Element location data
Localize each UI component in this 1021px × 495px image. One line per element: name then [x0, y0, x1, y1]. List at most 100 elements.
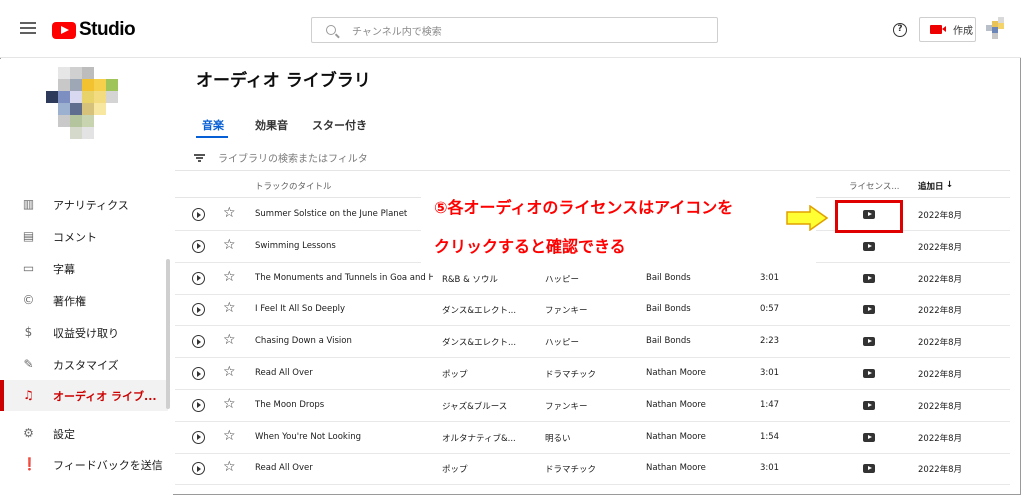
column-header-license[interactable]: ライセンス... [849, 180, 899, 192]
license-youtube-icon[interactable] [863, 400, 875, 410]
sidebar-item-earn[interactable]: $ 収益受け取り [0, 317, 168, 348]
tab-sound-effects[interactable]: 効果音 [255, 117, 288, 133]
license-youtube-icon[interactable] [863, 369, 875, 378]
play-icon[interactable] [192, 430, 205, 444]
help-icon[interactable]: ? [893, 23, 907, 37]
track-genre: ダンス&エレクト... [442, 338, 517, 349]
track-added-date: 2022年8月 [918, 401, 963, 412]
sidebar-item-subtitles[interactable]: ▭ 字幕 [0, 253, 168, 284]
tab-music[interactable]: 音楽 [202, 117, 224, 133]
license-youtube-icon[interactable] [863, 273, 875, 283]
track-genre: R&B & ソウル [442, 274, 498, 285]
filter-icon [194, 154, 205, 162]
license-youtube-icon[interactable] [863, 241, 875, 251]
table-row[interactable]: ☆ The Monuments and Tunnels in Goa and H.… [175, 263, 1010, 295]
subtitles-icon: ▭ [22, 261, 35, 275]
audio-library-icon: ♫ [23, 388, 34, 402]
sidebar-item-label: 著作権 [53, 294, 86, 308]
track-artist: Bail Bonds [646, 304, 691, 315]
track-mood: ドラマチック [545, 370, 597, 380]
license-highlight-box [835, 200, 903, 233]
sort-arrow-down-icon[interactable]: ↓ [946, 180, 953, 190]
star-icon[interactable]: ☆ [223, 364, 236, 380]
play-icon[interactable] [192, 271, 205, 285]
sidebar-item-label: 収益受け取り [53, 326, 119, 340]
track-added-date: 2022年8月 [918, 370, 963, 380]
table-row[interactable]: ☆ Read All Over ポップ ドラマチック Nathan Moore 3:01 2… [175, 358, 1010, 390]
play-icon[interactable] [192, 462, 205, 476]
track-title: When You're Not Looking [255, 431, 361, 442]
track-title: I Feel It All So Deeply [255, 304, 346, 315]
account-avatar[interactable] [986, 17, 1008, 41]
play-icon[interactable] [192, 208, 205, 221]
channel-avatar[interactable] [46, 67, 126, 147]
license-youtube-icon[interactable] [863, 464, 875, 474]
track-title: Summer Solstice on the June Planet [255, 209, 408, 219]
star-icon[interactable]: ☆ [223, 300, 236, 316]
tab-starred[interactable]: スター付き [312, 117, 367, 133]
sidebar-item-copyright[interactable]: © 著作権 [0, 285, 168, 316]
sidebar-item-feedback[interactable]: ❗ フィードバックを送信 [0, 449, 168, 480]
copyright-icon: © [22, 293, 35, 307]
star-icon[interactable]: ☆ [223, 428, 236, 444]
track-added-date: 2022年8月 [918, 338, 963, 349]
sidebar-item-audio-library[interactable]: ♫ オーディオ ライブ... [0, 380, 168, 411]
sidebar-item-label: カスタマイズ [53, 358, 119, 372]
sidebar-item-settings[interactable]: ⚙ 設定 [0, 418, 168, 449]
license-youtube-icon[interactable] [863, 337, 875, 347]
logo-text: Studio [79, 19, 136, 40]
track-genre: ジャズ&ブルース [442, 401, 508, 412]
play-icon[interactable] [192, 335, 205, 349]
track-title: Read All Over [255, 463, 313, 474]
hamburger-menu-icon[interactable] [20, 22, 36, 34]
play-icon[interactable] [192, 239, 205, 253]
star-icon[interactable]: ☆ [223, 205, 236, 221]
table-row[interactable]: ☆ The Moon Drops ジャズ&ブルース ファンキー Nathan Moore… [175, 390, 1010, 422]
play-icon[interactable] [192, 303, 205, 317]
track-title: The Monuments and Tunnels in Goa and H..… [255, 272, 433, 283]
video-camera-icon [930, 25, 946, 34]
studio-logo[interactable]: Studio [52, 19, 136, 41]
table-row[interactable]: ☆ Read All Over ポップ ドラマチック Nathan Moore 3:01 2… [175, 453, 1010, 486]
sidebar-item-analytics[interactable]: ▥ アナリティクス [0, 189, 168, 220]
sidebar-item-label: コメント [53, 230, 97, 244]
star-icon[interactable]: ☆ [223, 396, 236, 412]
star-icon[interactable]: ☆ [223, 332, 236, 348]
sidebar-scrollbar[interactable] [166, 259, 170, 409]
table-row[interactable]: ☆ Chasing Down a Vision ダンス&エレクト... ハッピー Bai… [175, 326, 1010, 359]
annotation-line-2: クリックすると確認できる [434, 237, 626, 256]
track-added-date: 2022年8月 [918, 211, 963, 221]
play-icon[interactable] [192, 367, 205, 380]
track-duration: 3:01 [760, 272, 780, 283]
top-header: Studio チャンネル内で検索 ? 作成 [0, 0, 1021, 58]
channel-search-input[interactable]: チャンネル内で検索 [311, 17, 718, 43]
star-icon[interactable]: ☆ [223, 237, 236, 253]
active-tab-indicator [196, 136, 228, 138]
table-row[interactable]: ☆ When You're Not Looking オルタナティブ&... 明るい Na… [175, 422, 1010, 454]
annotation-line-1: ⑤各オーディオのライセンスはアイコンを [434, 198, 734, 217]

[Given task] Select every row above that contains the string "added" and copy each one in full. Treat uppercase and lowercase letters as different.

[Right answer]
track-added-date: 2022年8月 [918, 401, 963, 412]
track-added-date: 2022年8月 [918, 370, 963, 380]
track-added-date: 2022年8月 [918, 338, 963, 349]
track-added-date: 2022年8月 [918, 211, 963, 221]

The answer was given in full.